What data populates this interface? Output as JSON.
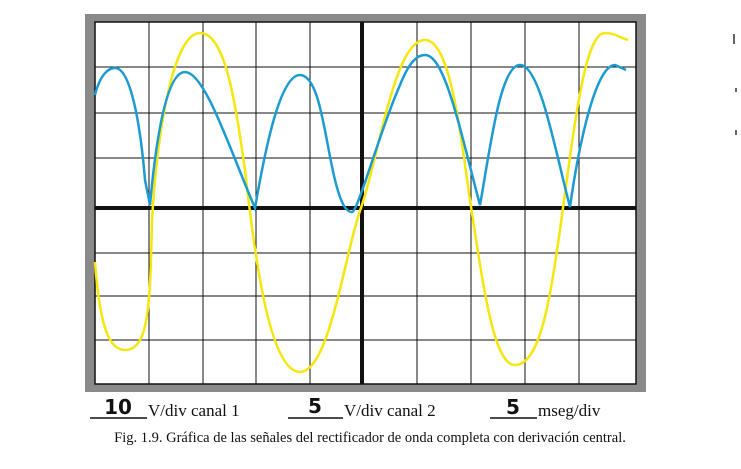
{
  "figure": {
    "scales": [
      {
        "value": "10",
        "unit": "V/div canal 1"
      },
      {
        "value": "5",
        "unit": "V/div canal 2"
      },
      {
        "value": "5",
        "unit": "mseg/div"
      }
    ],
    "caption": "Fig. 1.9. Gráfica de las señales del rectificador de onda completa con derivación central."
  }
}
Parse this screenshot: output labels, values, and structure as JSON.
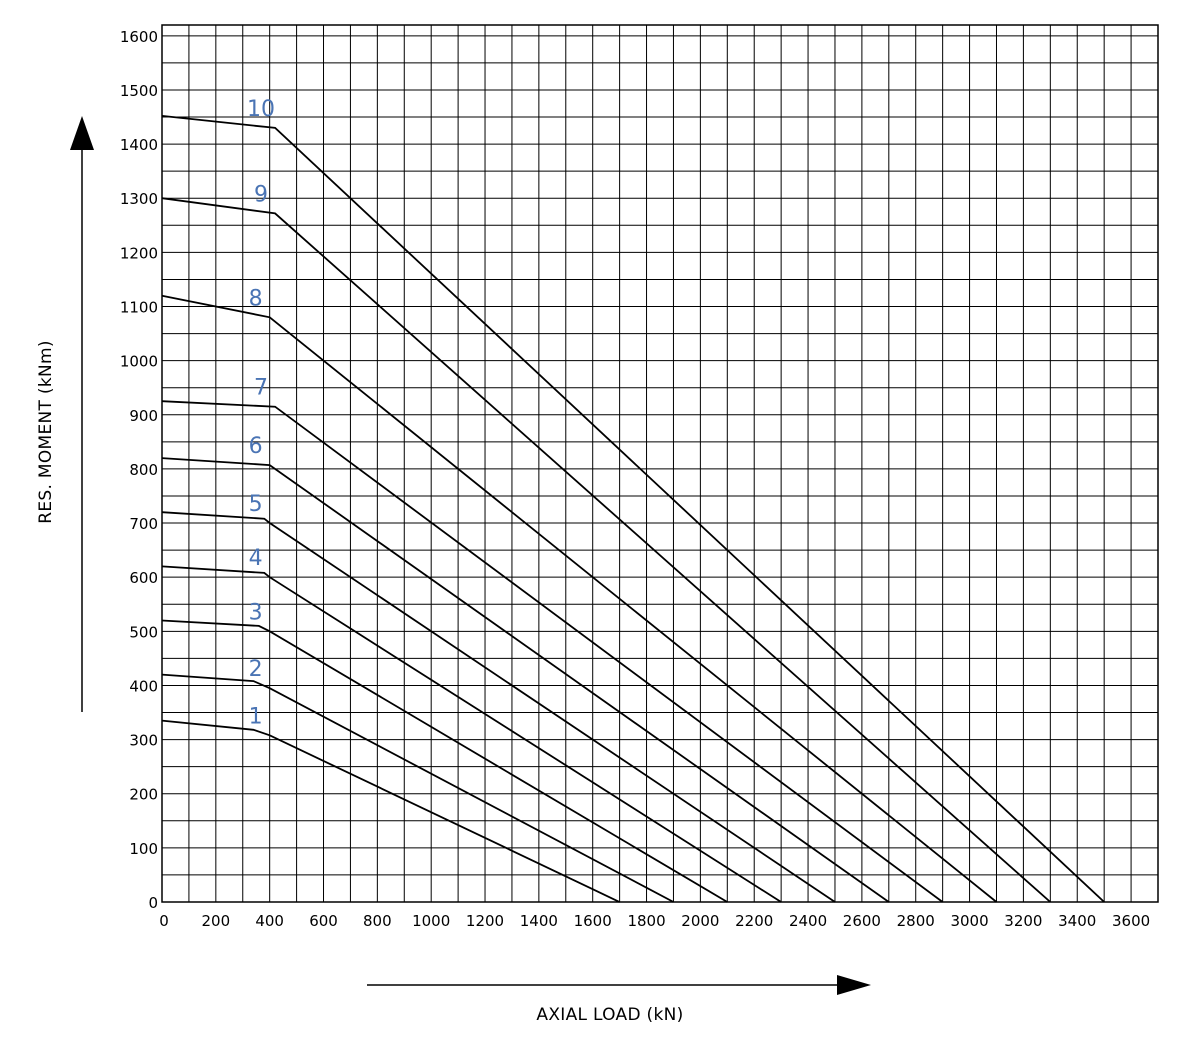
{
  "chart_data": {
    "type": "line",
    "xlabel": "AXIAL LOAD (kN)",
    "ylabel": "RES. MOMENT (kNm)",
    "xlim": [
      0,
      3700
    ],
    "ylim": [
      0,
      1620
    ],
    "x_ticks": [
      0,
      200,
      400,
      600,
      800,
      1000,
      1200,
      1400,
      1600,
      1800,
      2000,
      2200,
      2400,
      2600,
      2800,
      3000,
      3200,
      3400,
      3600
    ],
    "y_ticks": [
      0,
      100,
      200,
      300,
      400,
      500,
      600,
      700,
      800,
      900,
      1000,
      1100,
      1200,
      1300,
      1400,
      1500,
      1600
    ],
    "grid": true,
    "series": [
      {
        "name": "1",
        "points": [
          [
            0,
            335
          ],
          [
            340,
            318
          ],
          [
            400,
            308
          ],
          [
            1700,
            0
          ]
        ]
      },
      {
        "name": "2",
        "points": [
          [
            0,
            420
          ],
          [
            340,
            408
          ],
          [
            400,
            395
          ],
          [
            1900,
            0
          ]
        ]
      },
      {
        "name": "3",
        "points": [
          [
            0,
            520
          ],
          [
            360,
            510
          ],
          [
            400,
            500
          ],
          [
            2100,
            0
          ]
        ]
      },
      {
        "name": "4",
        "points": [
          [
            0,
            620
          ],
          [
            380,
            608
          ],
          [
            400,
            600
          ],
          [
            2300,
            0
          ]
        ]
      },
      {
        "name": "5",
        "points": [
          [
            0,
            720
          ],
          [
            380,
            708
          ],
          [
            400,
            700
          ],
          [
            2500,
            0
          ]
        ]
      },
      {
        "name": "6",
        "points": [
          [
            0,
            820
          ],
          [
            400,
            807
          ],
          [
            2700,
            0
          ]
        ]
      },
      {
        "name": "7",
        "points": [
          [
            0,
            925
          ],
          [
            420,
            915
          ],
          [
            2900,
            0
          ]
        ]
      },
      {
        "name": "8",
        "points": [
          [
            0,
            1120
          ],
          [
            400,
            1080
          ],
          [
            3100,
            0
          ]
        ]
      },
      {
        "name": "9",
        "points": [
          [
            0,
            1300
          ],
          [
            420,
            1272
          ],
          [
            3300,
            0
          ]
        ]
      },
      {
        "name": "10",
        "points": [
          [
            0,
            1452
          ],
          [
            420,
            1430
          ],
          [
            3500,
            0
          ]
        ]
      }
    ]
  }
}
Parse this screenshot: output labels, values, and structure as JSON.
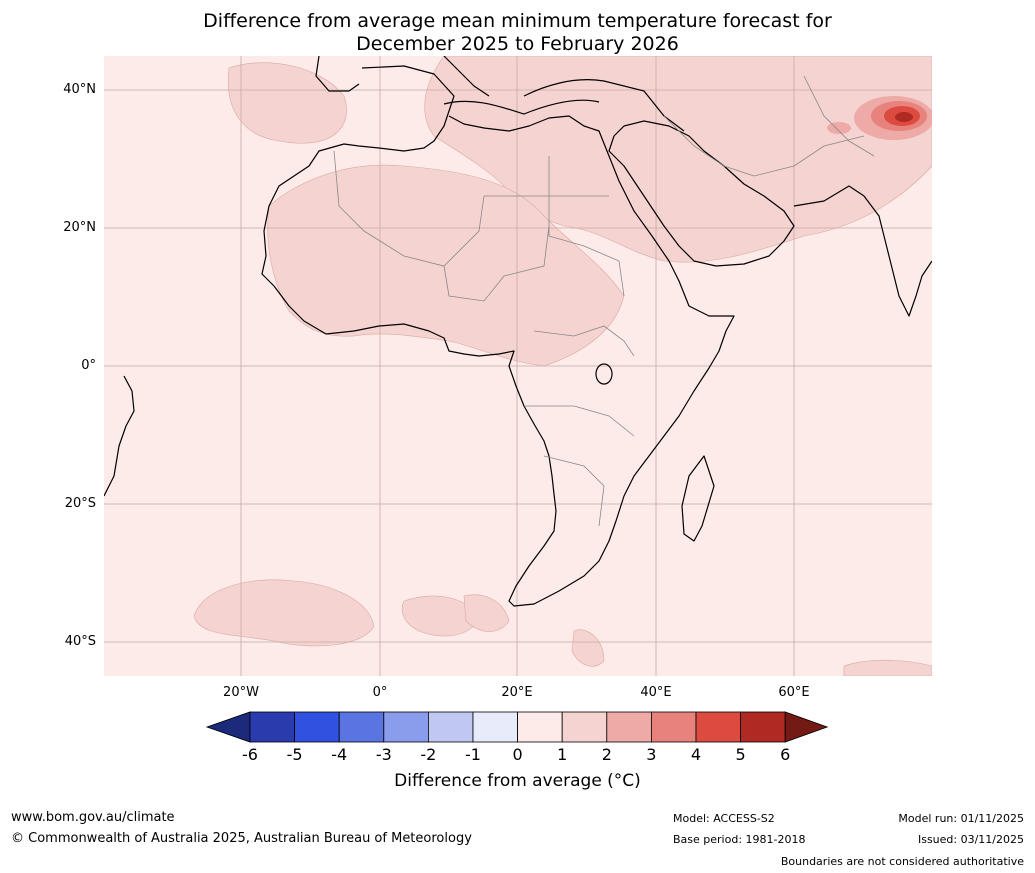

..............................

• _Task details_: Every record is to be reproduced exactly, with no pictures included.

• _Full output_:
What data populates this interface? Output as JSON.
{
  "figure": {
    "scales": [
      {
        "value": "10",
        "unit": "V/div canal 1"
      },
      {
        "value": "5",
        "unit": "V/div canal 2"
      },
      {
        "value": "5",
        "unit": "mseg/div"
      }
    ],
    "caption": "Fig. 1.9. Gráfica de las señales del rectificador de onda completa con derivación central."
  }
}
Parse this screenshot: output labels, values, and structure as JSON.
{
  "chart_data": {
    "type": "line",
    "xlabel": "AXIAL LOAD (kN)",
    "ylabel": "RES. MOMENT (kNm)",
    "xlim": [
      0,
      3700
    ],
    "ylim": [
      0,
      1620
    ],
    "x_ticks": [
      0,
      200,
      400,
      600,
      800,
      1000,
      1200,
      1400,
      1600,
      1800,
      2000,
      2200,
      2400,
      2600,
      2800,
      3000,
      3200,
      3400,
      3600
    ],
    "y_ticks": [
      0,
      100,
      200,
      300,
      400,
      500,
      600,
      700,
      800,
      900,
      1000,
      1100,
      1200,
      1300,
      1400,
      1500,
      1600
    ],
    "grid": true,
    "series": [
      {
        "name": "1",
        "points": [
          [
            0,
            335
          ],
          [
            340,
            318
          ],
          [
            400,
            308
          ],
          [
            1700,
            0
          ]
        ]
      },
      {
        "name": "2",
        "points": [
          [
            0,
            420
          ],
          [
            340,
            408
          ],
          [
            400,
            395
          ],
          [
            1900,
            0
          ]
        ]
      },
      {
        "name": "3",
        "points": [
          [
            0,
            520
          ],
          [
            360,
            510
          ],
          [
            400,
            500
          ],
          [
            2100,
            0
          ]
        ]
      },
      {
        "name": "4",
        "points": [
          [
            0,
            620
          ],
          [
            380,
            608
          ],
          [
            400,
            600
          ],
          [
            2300,
            0
          ]
        ]
      },
      {
        "name": "5",
        "points": [
          [
            0,
            720
          ],
          [
            380,
            708
          ],
          [
            400,
            700
          ],
          [
            2500,
            0
          ]
        ]
      },
      {
        "name": "6",
        "points": [
          [
            0,
            820
          ],
          [
            400,
            807
          ],
          [
            2700,
            0
          ]
        ]
      },
      {
        "name": "7",
        "points": [
          [
            0,
            925
          ],
          [
            420,
            915
          ],
          [
            2900,
            0
          ]
        ]
      },
      {
        "name": "8",
        "points": [
          [
            0,
            1120
          ],
          [
            400,
            1080
          ],
          [
            3100,
            0
          ]
        ]
      },
      {
        "name": "9",
        "points": [
          [
            0,
            1300
          ],
          [
            420,
            1272
          ],
          [
            3300,
            0
          ]
        ]
      },
      {
        "name": "10",
        "points": [
          [
            0,
            1452
          ],
          [
            420,
            1430
          ],
          [
            3500,
            0
          ]
        ]
      }
    ]
  }
}
Parse this screenshot: output labels, values, and structure as JSON.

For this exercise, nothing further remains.